— begin Data shown —

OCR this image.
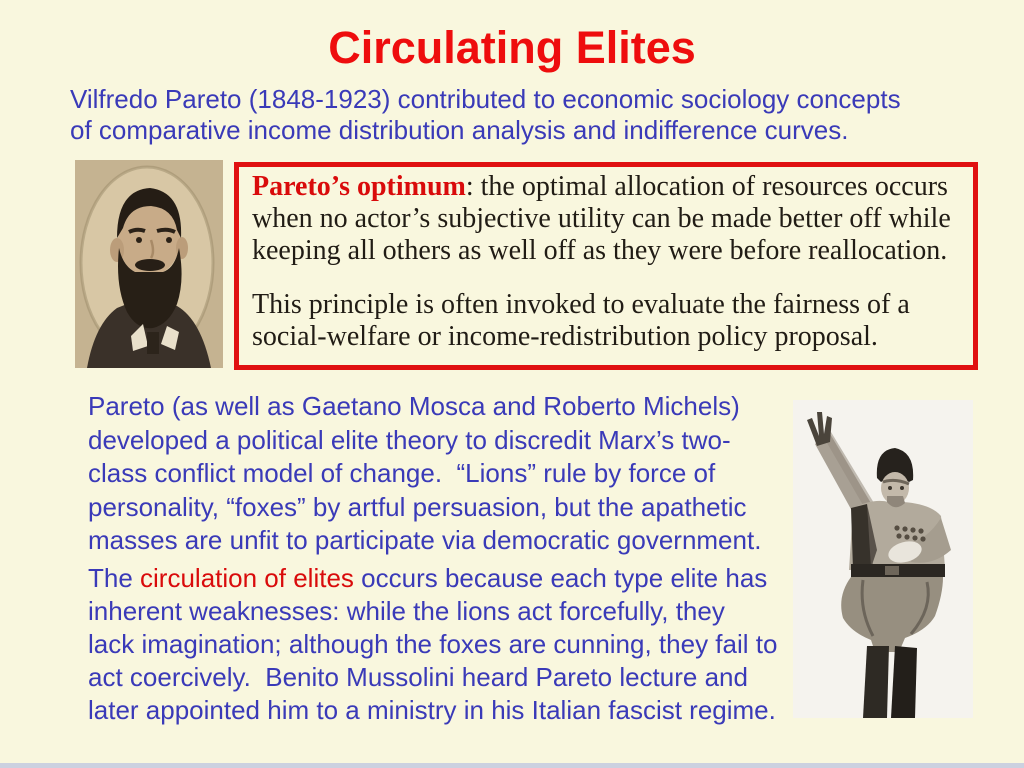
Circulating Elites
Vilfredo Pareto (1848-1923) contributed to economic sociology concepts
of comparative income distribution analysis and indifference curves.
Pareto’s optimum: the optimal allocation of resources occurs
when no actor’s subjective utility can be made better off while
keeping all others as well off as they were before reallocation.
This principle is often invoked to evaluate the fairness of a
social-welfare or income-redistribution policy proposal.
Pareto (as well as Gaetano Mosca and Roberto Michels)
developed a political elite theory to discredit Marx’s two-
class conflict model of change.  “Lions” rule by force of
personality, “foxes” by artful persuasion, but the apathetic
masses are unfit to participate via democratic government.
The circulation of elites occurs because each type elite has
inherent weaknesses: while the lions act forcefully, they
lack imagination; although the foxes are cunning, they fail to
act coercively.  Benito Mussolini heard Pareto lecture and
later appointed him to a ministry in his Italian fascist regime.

— end Data shown —

» **Written instruction**: Repeat the lines above exactly, and keep every picture out.

» **Solution to this task**:
OCR this image.
Circulating Elites
Vilfredo Pareto (1848-1923) contributed to economic sociology concepts
of comparative income distribution analysis and indifference curves.
Pareto’s optimum: the optimal allocation of resources occurs
when no actor’s subjective utility can be made better off while
keeping all others as well off as they were before reallocation.
This principle is often invoked to evaluate the fairness of a
social-welfare or income-redistribution policy proposal.
Pareto (as well as Gaetano Mosca and Roberto Michels)
developed a political elite theory to discredit Marx’s two-
class conflict model of change.  “Lions” rule by force of
personality, “foxes” by artful persuasion, but the apathetic
masses are unfit to participate via democratic government.
The circulation of elites occurs because each type elite has
inherent weaknesses: while the lions act forcefully, they
lack imagination; although the foxes are cunning, they fail to
act coercively.  Benito Mussolini heard Pareto lecture and
later appointed him to a ministry in his Italian fascist regime.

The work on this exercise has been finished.